Aufgaben und Übungen:
A) Gib den Textauszug über Rinspeed von „Dabei hat alles“ bis hinunter zu „Golf mit Flügeltüren.“ wieder und tausche dabei „Kalifornien“ gegen „Florida“ aus.
B) Beantworte anhand des Textauszugs über Rinspeed die folgenden Fragen.
(i) In welchem Jahr war Rinspeed zum ersten Mal auf dem Genfer Autosalon vertreten?
(ii) Welchen Autoveredler vertrat Rinspeed ab 1988 exklusiv für die Schweiz?
(iii) Mit welchem Fahrzeug machte Rinderknecht ab 1981 im Messegetümmel den Anfang?

Angezeigter Textauszug:
▬▬▬▬▬▬

Dabei hat alles ganz bescheiden angefangen. Mitte der 1970er Jahre gründete Rinderknecht eine kleine Firma, um günstig an Mofazubehör zu kommen. Schnell entwickelte sich die "Rinspeed Garage" weiter. Ab 1977 etwa importierte er nach einer einjährigen Reise durch Kalifornien Sonnendächer aus den USA und baute Behindertenfahrzeuge. 1988 übernahm Rinspeed exklusiv für die Schweiz die Vertretung des Autoveredlers AC Schnitzer, seit 1982 hatte er bereits AMG unter Vertrag. Das erste Mal auf dem Genfer Autosalon fand man Rinspeed 1979. Er hatte einen aus dem GTi aufgemotzten VW Golf Turbo im Gepäck und den ersten Bausatz von Rechteckscheinwerfern, den es auf dm Markt zu kaufen gab. Aber so richtig mit Lust und Wonne stürzte sich Rinderknecht ab 1981 ins Messegetümmel. Den Anfang machte der "Aliporta", ein Golf mit Flügeltüren.

▬▬▬▬▬▬

Datensätze:
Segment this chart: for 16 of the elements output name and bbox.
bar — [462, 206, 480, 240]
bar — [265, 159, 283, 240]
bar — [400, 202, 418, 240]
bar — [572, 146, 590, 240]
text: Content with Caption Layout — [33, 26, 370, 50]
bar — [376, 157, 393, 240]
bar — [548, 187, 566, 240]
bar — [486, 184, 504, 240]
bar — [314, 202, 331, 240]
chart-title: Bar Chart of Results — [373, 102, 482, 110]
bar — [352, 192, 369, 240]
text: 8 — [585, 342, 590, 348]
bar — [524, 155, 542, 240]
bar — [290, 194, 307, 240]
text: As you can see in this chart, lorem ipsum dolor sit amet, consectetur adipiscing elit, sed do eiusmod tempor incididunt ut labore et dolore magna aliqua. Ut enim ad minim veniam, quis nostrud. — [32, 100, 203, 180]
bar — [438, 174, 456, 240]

▬▬▬▬▬▬

Übungsergebnisse:
A)
Dabei hat alles ganz bescheiden angefangen. Mitte der 1970er Jahre gründete Rinderknecht eine kleine Firma, um günstig an Mofazubehör zu kommen. Schnell entwickelte sich die "Rinspeed Garage" weiter. Ab 1977 etwa importierte er nach einer einjährigen Reise durch Florida Sonnendächer aus den USA und baute Behindertenfahrzeuge. 1988 übernahm Rinspeed exklusiv für die Schweiz die Vertretung des Autoveredlers AC Schnitzer, seit 1982 hatte er bereits AMG unter Vertrag. Das erste Mal auf dem Genfer Autosalon fand man Rinspeed 1979. Er hatte einen aus dem GTi aufgemotzten VW Golf Turbo im Gepäck und den ersten Bausatz von Rechteckscheinwerfern, den es auf dm Markt zu kaufen gab. Aber so richtig mit Lust und Wonne stürzte sich Rinderknecht ab 1981 ins Messegetümmel. Den Anfang machte der "Aliporta", ein Golf mit Flügeltüren.

B)
(i) 1979
(ii) AC Schnitzer
(iii) Mit dem „Aliporta“, einem Golf mit Flügeltüren